> OBJECTIVE: From the entries below, copy out every line with "Almost" in it.

-- START --

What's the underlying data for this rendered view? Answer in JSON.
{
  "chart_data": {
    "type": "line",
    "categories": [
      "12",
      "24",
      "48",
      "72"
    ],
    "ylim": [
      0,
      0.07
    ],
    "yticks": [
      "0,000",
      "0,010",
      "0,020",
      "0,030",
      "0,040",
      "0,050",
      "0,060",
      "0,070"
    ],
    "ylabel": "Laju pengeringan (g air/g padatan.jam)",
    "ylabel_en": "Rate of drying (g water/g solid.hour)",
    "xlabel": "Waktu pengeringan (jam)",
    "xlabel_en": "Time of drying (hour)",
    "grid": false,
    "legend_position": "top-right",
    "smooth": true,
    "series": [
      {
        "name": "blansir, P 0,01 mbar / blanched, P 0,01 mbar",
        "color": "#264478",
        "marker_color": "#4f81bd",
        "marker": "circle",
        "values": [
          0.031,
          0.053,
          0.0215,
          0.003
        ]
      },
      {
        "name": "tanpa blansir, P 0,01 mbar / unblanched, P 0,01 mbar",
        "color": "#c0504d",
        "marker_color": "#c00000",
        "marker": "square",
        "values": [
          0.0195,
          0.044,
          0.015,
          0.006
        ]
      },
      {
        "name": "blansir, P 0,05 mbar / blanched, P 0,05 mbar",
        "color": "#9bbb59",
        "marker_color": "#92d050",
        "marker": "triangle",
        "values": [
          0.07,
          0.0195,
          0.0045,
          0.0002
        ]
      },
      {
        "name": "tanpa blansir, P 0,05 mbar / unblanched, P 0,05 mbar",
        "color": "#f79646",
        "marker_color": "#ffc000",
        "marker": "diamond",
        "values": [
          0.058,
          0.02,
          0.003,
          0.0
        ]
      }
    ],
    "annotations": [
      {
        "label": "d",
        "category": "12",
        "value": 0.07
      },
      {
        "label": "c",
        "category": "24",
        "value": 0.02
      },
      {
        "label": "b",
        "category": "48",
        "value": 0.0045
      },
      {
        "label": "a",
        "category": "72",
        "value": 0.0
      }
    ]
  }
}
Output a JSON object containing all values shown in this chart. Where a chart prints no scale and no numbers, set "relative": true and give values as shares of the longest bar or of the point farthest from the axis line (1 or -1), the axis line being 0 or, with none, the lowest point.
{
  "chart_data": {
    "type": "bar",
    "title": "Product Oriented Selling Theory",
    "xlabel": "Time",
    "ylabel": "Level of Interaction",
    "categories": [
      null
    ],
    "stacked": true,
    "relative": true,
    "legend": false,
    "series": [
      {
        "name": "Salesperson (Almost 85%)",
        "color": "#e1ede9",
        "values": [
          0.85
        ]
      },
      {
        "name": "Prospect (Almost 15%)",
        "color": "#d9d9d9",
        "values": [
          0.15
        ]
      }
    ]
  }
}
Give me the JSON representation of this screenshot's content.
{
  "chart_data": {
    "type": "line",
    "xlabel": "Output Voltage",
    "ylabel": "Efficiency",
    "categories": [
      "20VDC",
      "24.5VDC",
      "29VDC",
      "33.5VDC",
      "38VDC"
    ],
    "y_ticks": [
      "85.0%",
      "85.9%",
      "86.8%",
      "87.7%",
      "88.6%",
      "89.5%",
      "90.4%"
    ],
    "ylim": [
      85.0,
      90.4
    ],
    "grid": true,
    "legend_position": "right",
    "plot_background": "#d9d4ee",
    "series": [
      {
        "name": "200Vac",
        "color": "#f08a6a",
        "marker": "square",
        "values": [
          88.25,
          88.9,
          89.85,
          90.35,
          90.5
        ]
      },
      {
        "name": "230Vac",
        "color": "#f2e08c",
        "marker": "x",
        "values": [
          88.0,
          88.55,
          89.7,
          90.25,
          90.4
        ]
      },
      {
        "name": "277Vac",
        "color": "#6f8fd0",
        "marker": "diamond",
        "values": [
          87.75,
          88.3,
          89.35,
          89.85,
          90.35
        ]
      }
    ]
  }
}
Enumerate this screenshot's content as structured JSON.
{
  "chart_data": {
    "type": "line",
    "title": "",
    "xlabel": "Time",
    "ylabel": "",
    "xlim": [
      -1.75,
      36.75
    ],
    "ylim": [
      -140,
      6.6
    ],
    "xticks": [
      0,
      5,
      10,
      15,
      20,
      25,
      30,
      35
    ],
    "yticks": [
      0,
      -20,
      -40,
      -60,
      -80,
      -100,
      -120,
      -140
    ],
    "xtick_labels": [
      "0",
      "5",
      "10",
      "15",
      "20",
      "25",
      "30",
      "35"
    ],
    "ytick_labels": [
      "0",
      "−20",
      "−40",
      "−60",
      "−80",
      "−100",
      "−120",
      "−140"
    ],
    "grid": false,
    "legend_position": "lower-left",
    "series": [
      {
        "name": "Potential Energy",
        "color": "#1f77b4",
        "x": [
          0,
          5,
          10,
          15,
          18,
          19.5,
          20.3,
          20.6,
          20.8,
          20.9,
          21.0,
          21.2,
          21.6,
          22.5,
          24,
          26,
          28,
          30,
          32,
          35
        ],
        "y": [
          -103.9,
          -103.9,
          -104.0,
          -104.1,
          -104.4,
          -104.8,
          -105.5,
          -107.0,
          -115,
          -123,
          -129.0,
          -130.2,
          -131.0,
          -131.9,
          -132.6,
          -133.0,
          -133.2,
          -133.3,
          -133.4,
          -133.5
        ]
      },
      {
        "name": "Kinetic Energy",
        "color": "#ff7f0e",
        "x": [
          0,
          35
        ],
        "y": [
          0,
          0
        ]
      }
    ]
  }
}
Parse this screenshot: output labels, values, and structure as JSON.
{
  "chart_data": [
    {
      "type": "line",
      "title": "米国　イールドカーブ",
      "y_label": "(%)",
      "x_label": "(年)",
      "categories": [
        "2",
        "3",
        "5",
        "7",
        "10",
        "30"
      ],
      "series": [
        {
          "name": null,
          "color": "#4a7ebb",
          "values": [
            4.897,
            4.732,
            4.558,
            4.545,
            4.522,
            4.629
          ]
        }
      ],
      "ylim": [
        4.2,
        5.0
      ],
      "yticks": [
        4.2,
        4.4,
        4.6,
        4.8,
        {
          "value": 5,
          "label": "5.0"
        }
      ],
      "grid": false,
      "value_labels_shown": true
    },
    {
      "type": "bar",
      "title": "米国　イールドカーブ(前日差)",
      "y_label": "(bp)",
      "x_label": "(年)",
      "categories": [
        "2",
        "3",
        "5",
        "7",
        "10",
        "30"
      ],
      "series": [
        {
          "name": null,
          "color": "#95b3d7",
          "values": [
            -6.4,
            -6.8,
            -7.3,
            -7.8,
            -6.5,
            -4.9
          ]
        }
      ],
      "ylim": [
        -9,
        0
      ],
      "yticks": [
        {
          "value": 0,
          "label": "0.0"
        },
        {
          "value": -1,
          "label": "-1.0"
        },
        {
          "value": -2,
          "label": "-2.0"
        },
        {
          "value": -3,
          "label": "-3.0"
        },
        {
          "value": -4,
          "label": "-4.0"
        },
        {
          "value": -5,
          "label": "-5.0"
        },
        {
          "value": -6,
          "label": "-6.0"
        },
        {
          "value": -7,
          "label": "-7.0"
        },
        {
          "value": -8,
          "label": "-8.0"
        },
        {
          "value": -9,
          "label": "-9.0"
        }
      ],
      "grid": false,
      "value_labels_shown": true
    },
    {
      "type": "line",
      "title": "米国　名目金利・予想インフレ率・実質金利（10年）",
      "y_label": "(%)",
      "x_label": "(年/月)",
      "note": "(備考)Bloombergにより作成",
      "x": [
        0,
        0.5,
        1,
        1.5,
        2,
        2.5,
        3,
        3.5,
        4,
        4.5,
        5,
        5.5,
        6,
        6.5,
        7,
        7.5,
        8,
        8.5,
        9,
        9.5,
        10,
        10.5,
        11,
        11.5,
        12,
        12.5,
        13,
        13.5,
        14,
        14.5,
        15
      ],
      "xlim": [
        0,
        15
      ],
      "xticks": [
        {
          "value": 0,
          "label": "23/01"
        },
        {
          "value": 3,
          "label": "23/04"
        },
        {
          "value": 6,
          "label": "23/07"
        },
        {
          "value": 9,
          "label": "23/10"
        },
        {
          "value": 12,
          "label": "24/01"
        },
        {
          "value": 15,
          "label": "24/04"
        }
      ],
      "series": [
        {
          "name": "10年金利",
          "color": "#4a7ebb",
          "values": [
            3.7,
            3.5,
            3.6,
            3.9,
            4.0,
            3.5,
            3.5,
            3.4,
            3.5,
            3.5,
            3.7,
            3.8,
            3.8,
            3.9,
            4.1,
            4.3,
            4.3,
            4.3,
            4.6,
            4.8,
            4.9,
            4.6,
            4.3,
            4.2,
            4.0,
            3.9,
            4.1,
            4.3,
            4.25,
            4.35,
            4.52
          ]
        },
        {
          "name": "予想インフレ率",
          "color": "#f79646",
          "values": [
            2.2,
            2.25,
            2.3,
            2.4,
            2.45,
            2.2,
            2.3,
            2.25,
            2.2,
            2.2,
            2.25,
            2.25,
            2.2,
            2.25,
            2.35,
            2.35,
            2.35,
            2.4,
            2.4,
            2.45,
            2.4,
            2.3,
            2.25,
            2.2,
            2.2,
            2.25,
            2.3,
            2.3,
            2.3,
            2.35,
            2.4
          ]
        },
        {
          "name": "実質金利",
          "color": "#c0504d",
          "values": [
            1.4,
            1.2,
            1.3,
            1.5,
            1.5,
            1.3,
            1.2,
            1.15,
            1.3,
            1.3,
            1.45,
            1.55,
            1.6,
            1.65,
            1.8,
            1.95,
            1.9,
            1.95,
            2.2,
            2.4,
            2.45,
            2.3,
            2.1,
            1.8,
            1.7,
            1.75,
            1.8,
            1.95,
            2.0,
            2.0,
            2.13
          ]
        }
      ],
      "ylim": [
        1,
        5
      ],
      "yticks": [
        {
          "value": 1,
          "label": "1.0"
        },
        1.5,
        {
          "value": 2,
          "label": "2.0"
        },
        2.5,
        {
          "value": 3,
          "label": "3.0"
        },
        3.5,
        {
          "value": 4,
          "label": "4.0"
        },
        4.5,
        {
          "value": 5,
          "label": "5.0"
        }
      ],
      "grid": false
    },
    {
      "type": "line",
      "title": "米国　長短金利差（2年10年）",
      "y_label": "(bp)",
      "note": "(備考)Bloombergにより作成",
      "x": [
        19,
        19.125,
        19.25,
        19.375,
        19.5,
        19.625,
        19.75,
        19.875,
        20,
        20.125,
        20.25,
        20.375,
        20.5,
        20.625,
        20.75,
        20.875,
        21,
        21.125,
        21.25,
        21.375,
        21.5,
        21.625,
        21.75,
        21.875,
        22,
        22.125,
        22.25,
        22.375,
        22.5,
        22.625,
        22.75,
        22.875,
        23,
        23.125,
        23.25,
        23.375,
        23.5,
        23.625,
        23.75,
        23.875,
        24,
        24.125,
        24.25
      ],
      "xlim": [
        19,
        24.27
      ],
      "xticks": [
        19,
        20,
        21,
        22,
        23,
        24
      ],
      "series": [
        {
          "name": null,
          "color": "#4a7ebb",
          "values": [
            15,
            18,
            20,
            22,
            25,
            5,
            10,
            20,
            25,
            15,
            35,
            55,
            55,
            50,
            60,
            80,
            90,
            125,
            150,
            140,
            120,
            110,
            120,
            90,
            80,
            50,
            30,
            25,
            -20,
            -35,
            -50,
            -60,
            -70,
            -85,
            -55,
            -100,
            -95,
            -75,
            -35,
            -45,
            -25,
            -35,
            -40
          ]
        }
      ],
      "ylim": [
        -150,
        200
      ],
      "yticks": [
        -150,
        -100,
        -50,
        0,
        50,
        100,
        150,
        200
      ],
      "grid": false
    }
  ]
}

-- END --

> RESULT BELOW:
        "name": "Salesperson (Almost 85%)",
        "name": "Prospect (Almost 15%)",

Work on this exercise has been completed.